= PROBLEM REQUIREMENTS =
Output the full material exactly as it appears here.
--- START DATA FOR THIS EXERCISE ---
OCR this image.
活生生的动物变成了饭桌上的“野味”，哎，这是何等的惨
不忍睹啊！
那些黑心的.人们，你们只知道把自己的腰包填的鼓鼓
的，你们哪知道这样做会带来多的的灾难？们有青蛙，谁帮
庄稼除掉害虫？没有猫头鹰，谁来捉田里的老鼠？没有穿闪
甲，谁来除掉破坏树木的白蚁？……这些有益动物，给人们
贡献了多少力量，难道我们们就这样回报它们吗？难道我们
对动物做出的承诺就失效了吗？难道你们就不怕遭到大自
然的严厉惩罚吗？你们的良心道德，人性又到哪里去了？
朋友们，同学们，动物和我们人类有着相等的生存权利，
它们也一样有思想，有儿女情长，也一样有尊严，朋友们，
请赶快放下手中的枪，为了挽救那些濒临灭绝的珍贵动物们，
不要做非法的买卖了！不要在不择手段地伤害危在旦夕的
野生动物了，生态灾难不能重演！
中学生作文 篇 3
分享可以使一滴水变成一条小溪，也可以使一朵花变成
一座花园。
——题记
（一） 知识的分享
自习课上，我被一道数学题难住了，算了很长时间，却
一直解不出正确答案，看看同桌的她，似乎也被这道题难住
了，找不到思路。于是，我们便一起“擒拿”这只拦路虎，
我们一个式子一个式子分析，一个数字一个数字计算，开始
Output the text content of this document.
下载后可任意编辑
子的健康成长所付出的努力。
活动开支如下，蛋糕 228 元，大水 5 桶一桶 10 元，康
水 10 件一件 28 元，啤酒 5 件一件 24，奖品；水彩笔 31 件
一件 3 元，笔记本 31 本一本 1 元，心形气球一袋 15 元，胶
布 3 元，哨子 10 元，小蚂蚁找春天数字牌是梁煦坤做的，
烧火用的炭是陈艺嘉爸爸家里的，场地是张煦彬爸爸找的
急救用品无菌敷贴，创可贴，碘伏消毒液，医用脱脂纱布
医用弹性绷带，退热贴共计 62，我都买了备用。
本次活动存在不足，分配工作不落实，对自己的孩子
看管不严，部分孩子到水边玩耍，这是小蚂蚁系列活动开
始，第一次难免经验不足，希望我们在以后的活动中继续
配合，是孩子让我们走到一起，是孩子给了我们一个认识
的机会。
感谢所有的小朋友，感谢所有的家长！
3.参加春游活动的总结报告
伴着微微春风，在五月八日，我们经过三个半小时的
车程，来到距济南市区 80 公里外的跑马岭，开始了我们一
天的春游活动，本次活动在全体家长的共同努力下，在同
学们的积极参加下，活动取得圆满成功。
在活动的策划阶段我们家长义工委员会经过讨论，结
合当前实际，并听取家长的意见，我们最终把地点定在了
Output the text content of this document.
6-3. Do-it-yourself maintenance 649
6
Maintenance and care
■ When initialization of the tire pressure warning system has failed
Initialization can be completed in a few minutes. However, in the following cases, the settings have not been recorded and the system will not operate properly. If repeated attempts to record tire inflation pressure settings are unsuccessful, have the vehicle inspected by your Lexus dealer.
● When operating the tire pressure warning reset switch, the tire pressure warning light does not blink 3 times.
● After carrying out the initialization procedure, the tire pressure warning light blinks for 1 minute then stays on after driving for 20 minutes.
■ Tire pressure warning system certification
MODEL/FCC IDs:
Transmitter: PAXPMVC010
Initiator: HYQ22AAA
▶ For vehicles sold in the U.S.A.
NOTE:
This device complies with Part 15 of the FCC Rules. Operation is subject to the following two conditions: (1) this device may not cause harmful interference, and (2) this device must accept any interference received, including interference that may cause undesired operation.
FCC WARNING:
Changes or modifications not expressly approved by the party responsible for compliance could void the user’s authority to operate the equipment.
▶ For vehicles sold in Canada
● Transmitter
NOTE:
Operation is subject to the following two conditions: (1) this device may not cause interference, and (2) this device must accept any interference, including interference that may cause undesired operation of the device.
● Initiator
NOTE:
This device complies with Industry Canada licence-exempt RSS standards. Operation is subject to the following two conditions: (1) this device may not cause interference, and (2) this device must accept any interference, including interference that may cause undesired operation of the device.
--- END DATA FOR THIS EXERCISE ---
= SOLUTION FOR THIS TASK =
OCR this image.
活生生的动物变成了饭桌上的“野味”，哎，这是何等的惨
不忍睹啊！
那些黑心的.人们，你们只知道把自己的腰包填的鼓鼓
的，你们哪知道这样做会带来多的的灾难？们有青蛙，谁帮
庄稼除掉害虫？没有猫头鹰，谁来捉田里的老鼠？没有穿闪
甲，谁来除掉破坏树木的白蚁？……这些有益动物，给人们
贡献了多少力量，难道我们们就这样回报它们吗？难道我们
对动物做出的承诺就失效了吗？难道你们就不怕遭到大自
然的严厉惩罚吗？你们的良心道德，人性又到哪里去了？
朋友们，同学们，动物和我们人类有着相等的生存权利，
它们也一样有思想，有儿女情长，也一样有尊严，朋友们，
请赶快放下手中的枪，为了挽救那些濒临灭绝的珍贵动物们，
不要做非法的买卖了！不要在不择手段地伤害危在旦夕的
野生动物了，生态灾难不能重演！
中学生作文 篇 3
分享可以使一滴水变成一条小溪，也可以使一朵花变成
一座花园。
——题记
（一） 知识的分享
自习课上，我被一道数学题难住了，算了很长时间，却
一直解不出正确答案，看看同桌的她，似乎也被这道题难住
了，找不到思路。于是，我们便一起“擒拿”这只拦路虎，
我们一个式子一个式子分析，一个数字一个数字计算，开始
Output the text content of this document.
下载后可任意编辑
子的健康成长所付出的努力。
活动开支如下，蛋糕 228 元，大水 5 桶一桶 10 元，康
水 10 件一件 28 元，啤酒 5 件一件 24，奖品；水彩笔 31 件
一件 3 元，笔记本 31 本一本 1 元，心形气球一袋 15 元，胶
布 3 元，哨子 10 元，小蚂蚁找春天数字牌是梁煦坤做的，
烧火用的炭是陈艺嘉爸爸家里的，场地是张煦彬爸爸找的
急救用品无菌敷贴，创可贴，碘伏消毒液，医用脱脂纱布
医用弹性绷带，退热贴共计 62，我都买了备用。
本次活动存在不足，分配工作不落实，对自己的孩子
看管不严，部分孩子到水边玩耍，这是小蚂蚁系列活动开
始，第一次难免经验不足，希望我们在以后的活动中继续
配合，是孩子让我们走到一起，是孩子给了我们一个认识
的机会。
感谢所有的小朋友，感谢所有的家长！
3.参加春游活动的总结报告
伴着微微春风，在五月八日，我们经过三个半小时的
车程，来到距济南市区 80 公里外的跑马岭，开始了我们一
天的春游活动，本次活动在全体家长的共同努力下，在同
学们的积极参加下，活动取得圆满成功。
在活动的策划阶段我们家长义工委员会经过讨论，结
合当前实际，并听取家长的意见，我们最终把地点定在了
Output the text content of this document.
6-3. Do-it-yourself maintenance 649
6
Maintenance and care
■ When initialization of the tire pressure warning system has failed
Initialization can be completed in a few minutes. However, in the following cases, the settings have not been recorded and the system will not operate properly. If repeated attempts to record tire inflation pressure settings are unsuccessful, have the vehicle inspected by your Lexus dealer.
● When operating the tire pressure warning reset switch, the tire pressure warning light does not blink 3 times.
● After carrying out the initialization procedure, the tire pressure warning light blinks for 1 minute then stays on after driving for 20 minutes.
■ Tire pressure warning system certification
MODEL/FCC IDs:
Transmitter: PAXPMVC010
Initiator: HYQ22AAA
▶ For vehicles sold in the U.S.A.
NOTE:
This device complies with Part 15 of the FCC Rules. Operation is subject to the following two conditions: (1) this device may not cause harmful interference, and (2) this device must accept any interference received, including interference that may cause undesired operation.
FCC WARNING:
Changes or modifications not expressly approved by the party responsible for compliance could void the user’s authority to operate the equipment.
▶ For vehicles sold in Canada
● Transmitter
NOTE:
Operation is subject to the following two conditions: (1) this device may not cause interference, and (2) this device must accept any interference, including interference that may cause undesired operation of the device.
● Initiator
NOTE:
This device complies with Industry Canada licence-exempt RSS standards. Operation is subject to the following two conditions: (1) this device may not cause interference, and (2) this device must accept any interference, including interference that may cause undesired operation of the device.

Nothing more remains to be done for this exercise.